** Problem statement **
Each line containing the word "Situation" should be found and copied.
════════
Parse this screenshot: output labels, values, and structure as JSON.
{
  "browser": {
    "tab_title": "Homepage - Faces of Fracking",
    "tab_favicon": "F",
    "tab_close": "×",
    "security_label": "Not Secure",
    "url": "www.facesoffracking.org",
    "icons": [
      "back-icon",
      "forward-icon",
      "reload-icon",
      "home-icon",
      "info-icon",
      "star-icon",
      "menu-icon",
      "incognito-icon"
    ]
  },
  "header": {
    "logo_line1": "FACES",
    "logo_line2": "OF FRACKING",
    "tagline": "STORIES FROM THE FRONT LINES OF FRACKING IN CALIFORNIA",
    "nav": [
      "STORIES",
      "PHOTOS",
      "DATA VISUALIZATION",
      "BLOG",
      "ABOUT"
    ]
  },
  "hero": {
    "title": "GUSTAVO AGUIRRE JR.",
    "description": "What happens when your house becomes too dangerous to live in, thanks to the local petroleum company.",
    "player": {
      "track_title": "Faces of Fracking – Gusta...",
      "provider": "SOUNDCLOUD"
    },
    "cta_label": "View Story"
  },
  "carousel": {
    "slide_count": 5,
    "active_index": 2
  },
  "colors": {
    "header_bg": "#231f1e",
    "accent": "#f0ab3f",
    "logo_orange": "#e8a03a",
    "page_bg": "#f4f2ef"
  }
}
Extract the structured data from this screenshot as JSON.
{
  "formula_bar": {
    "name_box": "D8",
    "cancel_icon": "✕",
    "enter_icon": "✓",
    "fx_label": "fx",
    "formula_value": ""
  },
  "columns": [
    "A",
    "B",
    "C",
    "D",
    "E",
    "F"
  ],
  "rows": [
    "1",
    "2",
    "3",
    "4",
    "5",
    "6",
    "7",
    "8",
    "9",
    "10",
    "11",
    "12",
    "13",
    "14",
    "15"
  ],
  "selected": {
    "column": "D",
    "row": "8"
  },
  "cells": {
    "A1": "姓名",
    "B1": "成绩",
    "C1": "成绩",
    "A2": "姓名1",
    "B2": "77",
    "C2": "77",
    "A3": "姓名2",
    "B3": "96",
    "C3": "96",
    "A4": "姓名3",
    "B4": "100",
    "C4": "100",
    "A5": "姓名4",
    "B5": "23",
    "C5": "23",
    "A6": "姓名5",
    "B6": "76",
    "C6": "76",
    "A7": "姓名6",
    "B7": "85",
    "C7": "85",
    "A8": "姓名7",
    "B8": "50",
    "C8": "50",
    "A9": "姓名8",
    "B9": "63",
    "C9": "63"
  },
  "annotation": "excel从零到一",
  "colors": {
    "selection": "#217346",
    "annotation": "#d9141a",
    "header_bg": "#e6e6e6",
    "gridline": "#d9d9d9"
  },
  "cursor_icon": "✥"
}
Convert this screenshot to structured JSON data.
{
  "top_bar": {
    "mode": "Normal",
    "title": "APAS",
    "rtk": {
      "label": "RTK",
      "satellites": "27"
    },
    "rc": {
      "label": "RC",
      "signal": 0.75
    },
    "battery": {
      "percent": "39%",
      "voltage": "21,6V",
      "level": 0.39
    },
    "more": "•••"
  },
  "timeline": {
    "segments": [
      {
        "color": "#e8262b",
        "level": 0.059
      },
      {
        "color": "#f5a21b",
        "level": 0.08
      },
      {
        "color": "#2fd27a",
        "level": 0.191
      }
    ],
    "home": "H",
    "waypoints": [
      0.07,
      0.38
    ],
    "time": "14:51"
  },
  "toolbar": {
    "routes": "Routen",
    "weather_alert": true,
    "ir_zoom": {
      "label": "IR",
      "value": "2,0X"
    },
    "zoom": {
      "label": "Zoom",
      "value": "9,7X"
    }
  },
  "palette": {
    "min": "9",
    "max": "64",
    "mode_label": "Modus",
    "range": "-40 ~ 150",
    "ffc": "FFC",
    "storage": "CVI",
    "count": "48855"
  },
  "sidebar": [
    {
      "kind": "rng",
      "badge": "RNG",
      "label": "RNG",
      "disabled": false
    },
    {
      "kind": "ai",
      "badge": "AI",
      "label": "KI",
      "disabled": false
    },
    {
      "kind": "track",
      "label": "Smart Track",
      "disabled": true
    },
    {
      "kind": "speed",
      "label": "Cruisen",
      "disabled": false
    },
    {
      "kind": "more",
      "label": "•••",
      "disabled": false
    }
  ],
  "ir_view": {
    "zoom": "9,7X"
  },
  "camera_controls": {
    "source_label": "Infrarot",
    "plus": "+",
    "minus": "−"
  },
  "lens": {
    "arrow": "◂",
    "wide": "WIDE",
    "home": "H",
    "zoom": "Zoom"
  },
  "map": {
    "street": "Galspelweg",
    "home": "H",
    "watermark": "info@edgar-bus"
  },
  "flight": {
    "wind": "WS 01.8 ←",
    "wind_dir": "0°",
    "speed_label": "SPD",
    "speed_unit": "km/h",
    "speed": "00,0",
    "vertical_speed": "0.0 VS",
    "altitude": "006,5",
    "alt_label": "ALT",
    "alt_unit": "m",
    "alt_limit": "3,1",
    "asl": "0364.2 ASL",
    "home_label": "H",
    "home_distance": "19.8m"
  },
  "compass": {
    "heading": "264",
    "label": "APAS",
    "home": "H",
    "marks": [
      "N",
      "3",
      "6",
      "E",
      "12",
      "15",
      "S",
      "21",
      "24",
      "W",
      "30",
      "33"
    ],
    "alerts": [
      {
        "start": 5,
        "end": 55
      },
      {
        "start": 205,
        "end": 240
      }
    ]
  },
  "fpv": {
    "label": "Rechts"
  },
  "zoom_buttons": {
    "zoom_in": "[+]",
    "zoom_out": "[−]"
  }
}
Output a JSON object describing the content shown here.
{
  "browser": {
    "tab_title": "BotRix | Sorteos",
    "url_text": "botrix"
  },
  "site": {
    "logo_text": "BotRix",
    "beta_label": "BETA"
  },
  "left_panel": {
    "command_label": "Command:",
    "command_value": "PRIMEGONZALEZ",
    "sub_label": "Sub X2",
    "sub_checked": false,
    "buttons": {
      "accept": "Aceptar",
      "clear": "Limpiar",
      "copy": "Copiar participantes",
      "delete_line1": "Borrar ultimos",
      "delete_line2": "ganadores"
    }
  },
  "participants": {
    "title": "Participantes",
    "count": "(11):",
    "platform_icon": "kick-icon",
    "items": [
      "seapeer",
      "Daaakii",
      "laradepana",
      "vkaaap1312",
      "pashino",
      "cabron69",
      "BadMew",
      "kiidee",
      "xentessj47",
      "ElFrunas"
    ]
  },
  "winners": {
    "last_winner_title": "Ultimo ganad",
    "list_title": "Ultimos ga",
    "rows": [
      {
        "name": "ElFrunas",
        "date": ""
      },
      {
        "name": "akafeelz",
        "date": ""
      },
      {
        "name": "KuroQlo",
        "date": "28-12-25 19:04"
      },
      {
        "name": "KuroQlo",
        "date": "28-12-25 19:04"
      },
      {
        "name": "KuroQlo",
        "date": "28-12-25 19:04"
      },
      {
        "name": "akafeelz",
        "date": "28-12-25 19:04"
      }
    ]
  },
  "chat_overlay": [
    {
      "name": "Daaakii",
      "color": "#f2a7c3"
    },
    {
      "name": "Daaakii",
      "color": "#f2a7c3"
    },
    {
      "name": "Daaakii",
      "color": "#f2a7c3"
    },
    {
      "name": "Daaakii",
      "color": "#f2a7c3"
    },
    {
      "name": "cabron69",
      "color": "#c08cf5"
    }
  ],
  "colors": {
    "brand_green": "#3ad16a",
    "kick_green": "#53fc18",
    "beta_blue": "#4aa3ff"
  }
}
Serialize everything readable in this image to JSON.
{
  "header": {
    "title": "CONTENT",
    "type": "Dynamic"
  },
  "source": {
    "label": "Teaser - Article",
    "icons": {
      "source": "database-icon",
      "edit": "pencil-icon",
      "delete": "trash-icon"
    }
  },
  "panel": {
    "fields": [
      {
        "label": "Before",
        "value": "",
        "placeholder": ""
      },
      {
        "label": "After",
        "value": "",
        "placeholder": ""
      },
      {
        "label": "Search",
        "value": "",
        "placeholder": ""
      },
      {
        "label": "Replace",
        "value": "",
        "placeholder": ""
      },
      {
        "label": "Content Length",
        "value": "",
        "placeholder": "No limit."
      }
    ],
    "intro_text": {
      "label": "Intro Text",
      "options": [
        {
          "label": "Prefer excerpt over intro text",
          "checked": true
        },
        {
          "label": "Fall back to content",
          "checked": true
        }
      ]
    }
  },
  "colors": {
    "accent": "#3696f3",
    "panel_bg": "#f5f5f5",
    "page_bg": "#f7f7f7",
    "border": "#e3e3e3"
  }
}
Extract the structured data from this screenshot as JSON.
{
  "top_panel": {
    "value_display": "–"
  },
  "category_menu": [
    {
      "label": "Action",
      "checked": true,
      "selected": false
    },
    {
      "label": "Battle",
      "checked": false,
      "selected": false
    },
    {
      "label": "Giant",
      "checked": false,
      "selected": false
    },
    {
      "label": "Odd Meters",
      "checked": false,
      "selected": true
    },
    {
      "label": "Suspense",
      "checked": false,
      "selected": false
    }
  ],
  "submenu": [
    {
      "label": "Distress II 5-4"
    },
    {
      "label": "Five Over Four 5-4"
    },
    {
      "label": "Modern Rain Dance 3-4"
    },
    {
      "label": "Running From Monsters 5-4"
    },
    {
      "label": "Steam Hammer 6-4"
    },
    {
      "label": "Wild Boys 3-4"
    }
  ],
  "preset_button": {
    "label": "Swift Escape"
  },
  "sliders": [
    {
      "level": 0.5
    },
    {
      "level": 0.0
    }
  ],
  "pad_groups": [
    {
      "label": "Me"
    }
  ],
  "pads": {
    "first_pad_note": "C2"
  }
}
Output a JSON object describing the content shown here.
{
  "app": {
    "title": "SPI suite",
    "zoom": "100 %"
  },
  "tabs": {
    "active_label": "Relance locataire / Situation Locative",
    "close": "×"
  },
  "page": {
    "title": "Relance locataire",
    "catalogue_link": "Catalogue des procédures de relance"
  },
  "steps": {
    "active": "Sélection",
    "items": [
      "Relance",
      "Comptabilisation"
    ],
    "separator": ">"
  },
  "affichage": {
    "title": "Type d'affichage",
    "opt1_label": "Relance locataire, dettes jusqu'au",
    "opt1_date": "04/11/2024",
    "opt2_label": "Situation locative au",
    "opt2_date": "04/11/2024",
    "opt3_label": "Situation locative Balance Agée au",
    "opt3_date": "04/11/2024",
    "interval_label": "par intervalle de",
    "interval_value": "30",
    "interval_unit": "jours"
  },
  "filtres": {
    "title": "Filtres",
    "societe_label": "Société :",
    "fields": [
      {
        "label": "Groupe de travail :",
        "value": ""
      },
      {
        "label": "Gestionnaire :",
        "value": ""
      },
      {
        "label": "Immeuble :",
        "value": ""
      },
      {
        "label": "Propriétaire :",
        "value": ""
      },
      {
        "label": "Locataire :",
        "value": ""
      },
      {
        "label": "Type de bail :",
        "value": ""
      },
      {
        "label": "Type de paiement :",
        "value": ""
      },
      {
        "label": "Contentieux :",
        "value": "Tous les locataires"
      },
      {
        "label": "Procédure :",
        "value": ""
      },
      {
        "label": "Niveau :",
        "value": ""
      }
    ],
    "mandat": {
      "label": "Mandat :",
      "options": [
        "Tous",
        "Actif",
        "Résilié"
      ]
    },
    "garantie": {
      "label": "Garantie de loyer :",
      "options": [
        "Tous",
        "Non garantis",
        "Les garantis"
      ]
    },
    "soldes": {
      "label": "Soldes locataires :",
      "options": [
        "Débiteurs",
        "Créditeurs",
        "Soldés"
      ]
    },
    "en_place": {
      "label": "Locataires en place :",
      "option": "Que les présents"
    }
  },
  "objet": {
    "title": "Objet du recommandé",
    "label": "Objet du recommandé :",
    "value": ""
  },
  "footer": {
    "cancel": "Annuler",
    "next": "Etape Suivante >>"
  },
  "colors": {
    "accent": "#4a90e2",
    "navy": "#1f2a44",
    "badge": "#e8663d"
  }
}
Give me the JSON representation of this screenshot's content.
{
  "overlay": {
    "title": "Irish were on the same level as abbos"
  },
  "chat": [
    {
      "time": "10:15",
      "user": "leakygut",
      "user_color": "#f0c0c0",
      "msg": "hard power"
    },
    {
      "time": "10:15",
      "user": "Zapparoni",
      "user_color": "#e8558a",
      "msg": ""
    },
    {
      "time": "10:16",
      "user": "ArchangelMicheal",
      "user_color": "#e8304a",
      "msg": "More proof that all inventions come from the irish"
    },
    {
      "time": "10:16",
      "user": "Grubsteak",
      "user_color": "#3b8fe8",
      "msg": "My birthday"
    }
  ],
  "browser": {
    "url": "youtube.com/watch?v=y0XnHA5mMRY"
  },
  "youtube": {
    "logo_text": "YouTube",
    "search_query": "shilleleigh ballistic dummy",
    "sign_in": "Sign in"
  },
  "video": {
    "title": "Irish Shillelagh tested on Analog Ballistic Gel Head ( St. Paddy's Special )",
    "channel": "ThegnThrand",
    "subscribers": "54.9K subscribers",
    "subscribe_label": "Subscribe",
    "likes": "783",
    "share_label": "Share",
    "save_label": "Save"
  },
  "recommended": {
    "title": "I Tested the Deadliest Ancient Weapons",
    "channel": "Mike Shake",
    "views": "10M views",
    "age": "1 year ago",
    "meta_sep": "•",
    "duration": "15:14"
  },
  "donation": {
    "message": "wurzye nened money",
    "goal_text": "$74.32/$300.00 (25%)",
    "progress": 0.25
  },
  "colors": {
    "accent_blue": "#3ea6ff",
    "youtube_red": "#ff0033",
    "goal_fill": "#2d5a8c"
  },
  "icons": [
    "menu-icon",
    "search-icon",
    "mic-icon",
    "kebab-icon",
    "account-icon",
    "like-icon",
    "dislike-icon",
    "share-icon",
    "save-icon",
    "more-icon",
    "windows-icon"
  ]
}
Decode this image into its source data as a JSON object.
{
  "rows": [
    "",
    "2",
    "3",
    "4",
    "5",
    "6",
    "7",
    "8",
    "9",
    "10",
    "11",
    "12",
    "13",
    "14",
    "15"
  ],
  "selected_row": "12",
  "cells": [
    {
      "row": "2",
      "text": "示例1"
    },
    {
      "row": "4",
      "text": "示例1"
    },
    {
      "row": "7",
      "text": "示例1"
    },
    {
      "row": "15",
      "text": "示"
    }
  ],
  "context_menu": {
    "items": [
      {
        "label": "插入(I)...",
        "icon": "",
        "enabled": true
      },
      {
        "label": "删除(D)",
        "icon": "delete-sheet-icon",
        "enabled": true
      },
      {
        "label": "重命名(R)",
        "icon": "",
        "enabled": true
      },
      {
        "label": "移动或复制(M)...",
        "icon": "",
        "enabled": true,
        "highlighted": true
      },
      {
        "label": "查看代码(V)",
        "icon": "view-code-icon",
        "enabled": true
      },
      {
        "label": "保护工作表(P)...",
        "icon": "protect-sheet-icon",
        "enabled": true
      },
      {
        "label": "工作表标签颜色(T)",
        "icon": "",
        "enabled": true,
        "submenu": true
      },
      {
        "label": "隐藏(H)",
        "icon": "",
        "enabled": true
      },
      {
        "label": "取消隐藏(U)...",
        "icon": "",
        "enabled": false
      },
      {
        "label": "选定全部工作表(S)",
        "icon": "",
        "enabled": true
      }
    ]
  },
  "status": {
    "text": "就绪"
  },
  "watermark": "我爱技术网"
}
════════
** Written solution **
    "active_label": "Relance locataire / Situation Locative",
    "opt2_label": "Situation locative au",
    "opt3_label": "Situation locative Balance Agée au",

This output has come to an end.